═════ Data entries ═════
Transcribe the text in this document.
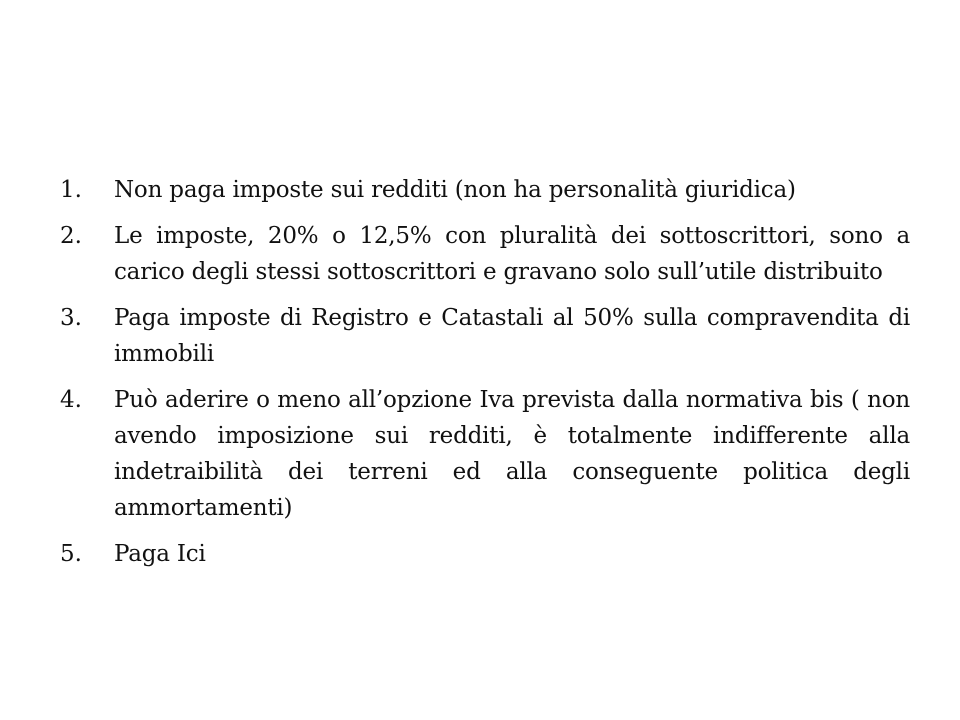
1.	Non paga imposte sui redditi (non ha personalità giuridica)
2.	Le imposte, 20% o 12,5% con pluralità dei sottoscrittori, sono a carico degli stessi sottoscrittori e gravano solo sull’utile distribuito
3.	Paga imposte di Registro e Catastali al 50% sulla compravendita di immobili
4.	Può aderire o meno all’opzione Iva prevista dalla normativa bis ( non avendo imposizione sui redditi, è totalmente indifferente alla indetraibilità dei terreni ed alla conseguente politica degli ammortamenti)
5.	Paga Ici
═════
═════ Data entries ═════
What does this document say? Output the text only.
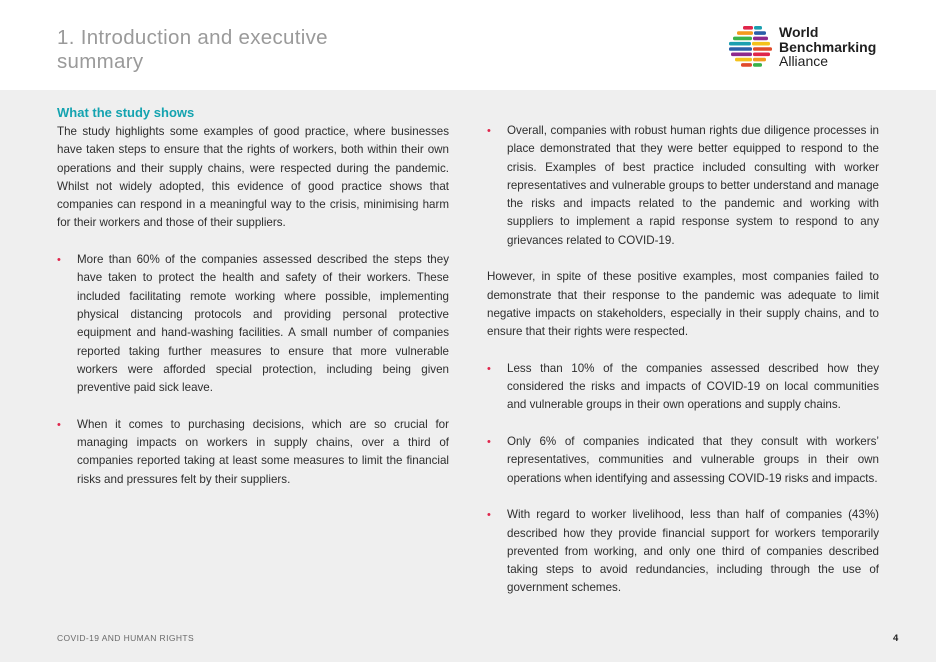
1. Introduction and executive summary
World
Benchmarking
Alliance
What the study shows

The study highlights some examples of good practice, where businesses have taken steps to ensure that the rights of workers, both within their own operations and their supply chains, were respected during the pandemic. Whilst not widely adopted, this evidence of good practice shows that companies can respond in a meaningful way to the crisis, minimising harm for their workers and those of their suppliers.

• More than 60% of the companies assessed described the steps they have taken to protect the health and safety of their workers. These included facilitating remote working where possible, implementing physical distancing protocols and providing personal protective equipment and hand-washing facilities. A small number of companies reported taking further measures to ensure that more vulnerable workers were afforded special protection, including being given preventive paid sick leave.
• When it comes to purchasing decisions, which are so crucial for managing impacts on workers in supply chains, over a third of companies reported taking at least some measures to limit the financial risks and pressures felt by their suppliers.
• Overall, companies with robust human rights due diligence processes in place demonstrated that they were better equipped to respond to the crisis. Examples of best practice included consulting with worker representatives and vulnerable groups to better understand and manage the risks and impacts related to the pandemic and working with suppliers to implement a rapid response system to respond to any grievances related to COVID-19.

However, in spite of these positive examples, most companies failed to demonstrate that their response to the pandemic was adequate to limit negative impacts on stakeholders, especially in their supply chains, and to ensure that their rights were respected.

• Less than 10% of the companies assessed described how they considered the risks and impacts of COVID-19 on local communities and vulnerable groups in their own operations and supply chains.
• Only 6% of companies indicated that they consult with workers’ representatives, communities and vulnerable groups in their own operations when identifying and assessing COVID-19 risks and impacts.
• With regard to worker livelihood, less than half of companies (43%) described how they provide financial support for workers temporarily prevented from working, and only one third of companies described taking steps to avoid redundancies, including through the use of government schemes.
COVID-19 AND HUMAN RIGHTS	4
═════
Goal of the exercise
Scan the lines for the string "taken". Copy out each line that matches.

Written reply
The study highlights some examples of good practice, where businesses have taken steps to ensure that the rights of workers, both within their own operations and their supply chains, were respected during the pandemic. Whilst not widely adopted, this evidence of good practice shows that companies can respond in a meaningful way to the crisis, minimising harm for their workers and those of their suppliers.
• More than 60% of the companies assessed described the steps they have taken to protect the health and safety of their workers. These included facilitating remote working where possible, implementing physical distancing protocols and providing personal protective equipment and hand-washing facilities. A small number of companies reported taking further measures to ensure that more vulnerable workers were afforded special protection, including being given preventive paid sick leave.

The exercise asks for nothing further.